------ DATA PROVIDED

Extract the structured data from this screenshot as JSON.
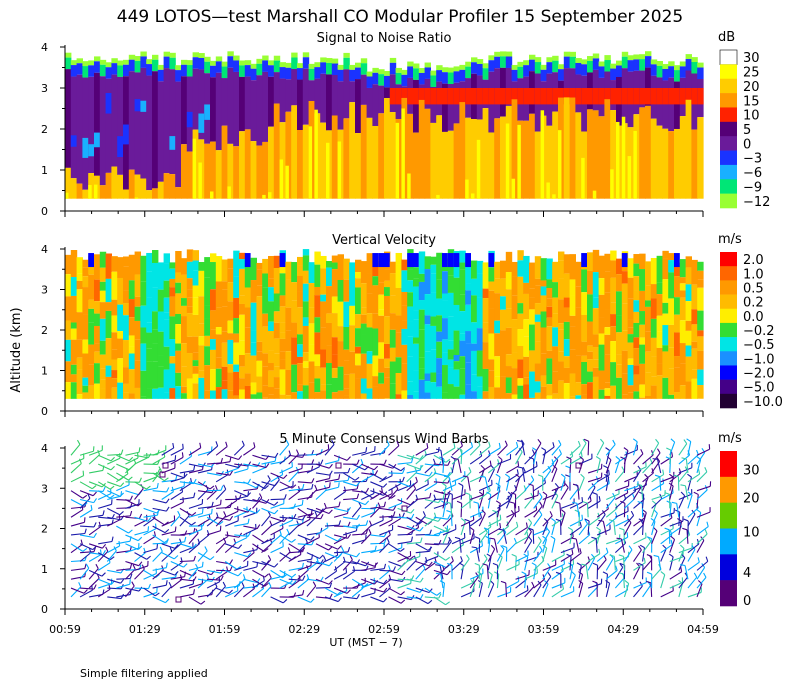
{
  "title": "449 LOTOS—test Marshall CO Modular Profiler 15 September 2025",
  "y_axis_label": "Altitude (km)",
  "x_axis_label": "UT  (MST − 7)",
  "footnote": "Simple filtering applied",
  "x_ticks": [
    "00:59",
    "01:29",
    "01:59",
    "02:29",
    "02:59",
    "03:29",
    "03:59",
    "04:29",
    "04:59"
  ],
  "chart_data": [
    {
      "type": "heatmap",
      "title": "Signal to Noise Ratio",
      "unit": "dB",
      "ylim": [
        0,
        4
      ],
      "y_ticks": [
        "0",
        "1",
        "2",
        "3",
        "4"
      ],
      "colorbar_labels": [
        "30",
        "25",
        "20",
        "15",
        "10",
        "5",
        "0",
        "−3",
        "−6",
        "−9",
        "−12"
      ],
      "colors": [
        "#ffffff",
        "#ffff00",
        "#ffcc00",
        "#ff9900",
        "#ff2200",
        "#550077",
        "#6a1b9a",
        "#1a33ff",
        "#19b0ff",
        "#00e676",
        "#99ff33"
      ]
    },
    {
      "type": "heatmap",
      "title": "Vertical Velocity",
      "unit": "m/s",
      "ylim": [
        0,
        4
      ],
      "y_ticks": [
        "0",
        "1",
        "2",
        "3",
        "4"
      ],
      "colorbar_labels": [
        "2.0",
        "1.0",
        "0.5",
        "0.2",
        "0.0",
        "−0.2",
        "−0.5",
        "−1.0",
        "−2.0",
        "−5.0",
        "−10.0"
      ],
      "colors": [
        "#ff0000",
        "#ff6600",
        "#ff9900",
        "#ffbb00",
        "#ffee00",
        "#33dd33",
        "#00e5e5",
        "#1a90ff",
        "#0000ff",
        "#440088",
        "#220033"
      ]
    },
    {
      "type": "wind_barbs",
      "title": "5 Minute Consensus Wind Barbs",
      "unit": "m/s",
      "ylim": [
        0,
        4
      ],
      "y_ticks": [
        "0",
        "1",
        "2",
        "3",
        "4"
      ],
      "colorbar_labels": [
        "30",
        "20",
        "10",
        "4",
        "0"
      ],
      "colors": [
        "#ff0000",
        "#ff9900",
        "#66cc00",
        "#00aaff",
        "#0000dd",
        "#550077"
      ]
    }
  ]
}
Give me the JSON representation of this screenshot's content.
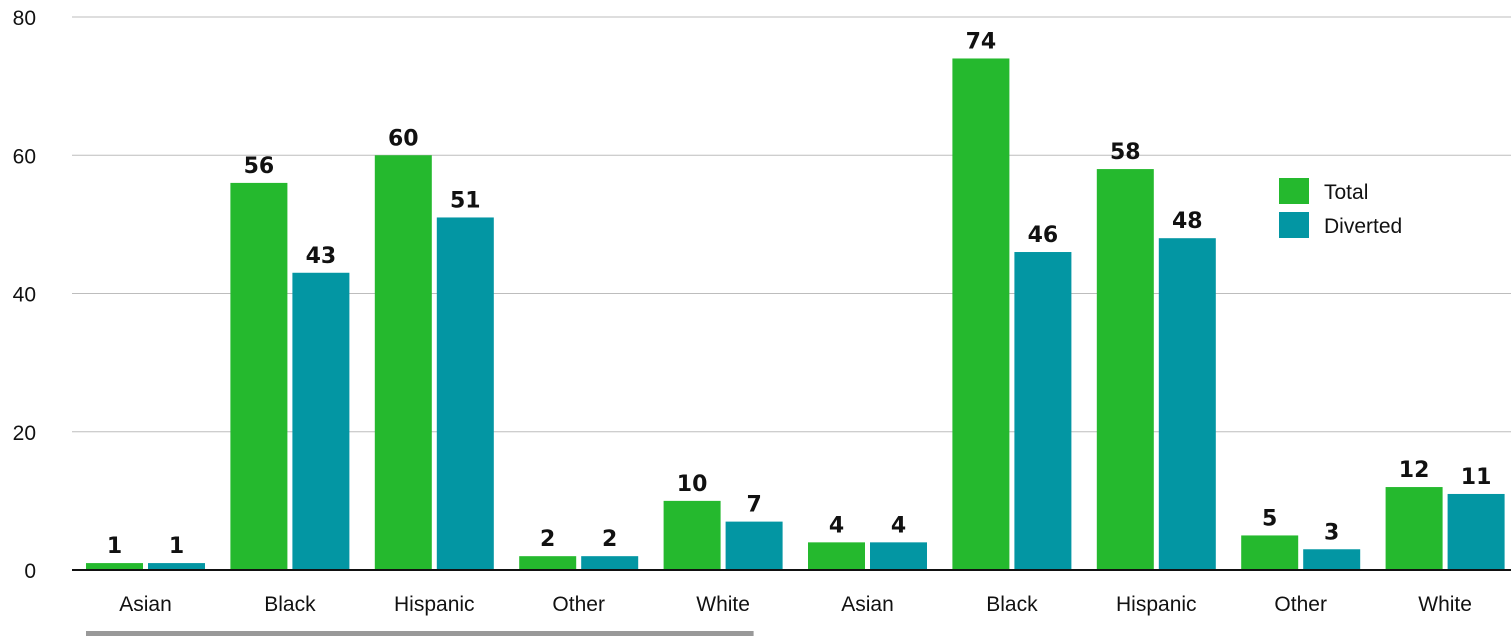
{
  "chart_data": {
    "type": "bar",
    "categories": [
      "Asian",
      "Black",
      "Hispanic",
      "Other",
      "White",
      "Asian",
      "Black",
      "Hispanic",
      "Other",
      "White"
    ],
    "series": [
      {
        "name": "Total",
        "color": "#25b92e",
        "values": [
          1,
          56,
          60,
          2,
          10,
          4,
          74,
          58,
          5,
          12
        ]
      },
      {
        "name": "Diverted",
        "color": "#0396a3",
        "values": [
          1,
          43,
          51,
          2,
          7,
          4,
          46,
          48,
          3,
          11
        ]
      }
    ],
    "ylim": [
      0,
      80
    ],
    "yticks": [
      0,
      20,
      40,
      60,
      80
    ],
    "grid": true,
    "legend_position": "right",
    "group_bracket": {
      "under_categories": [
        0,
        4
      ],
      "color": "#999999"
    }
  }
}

------------

WORK REQUIRED:
Please output exactly the lines from the line containing "Give me the" through the last line of the records above, both included, and leave out any pictures.

EXERCISE ANSWER:
Give me the JSON representation of this screenshot's content.
{
  "chart_data": {
    "type": "bar",
    "categories": [
      "Asian",
      "Black",
      "Hispanic",
      "Other",
      "White",
      "Asian",
      "Black",
      "Hispanic",
      "Other",
      "White"
    ],
    "series": [
      {
        "name": "Total",
        "color": "#25b92e",
        "values": [
          1,
          56,
          60,
          2,
          10,
          4,
          74,
          58,
          5,
          12
        ]
      },
      {
        "name": "Diverted",
        "color": "#0396a3",
        "values": [
          1,
          43,
          51,
          2,
          7,
          4,
          46,
          48,
          3,
          11
        ]
      }
    ],
    "ylim": [
      0,
      80
    ],
    "yticks": [
      0,
      20,
      40,
      60,
      80
    ],
    "grid": true,
    "legend_position": "right",
    "group_bracket": {
      "under_categories": [
        0,
        4
      ],
      "color": "#999999"
    }
  }
}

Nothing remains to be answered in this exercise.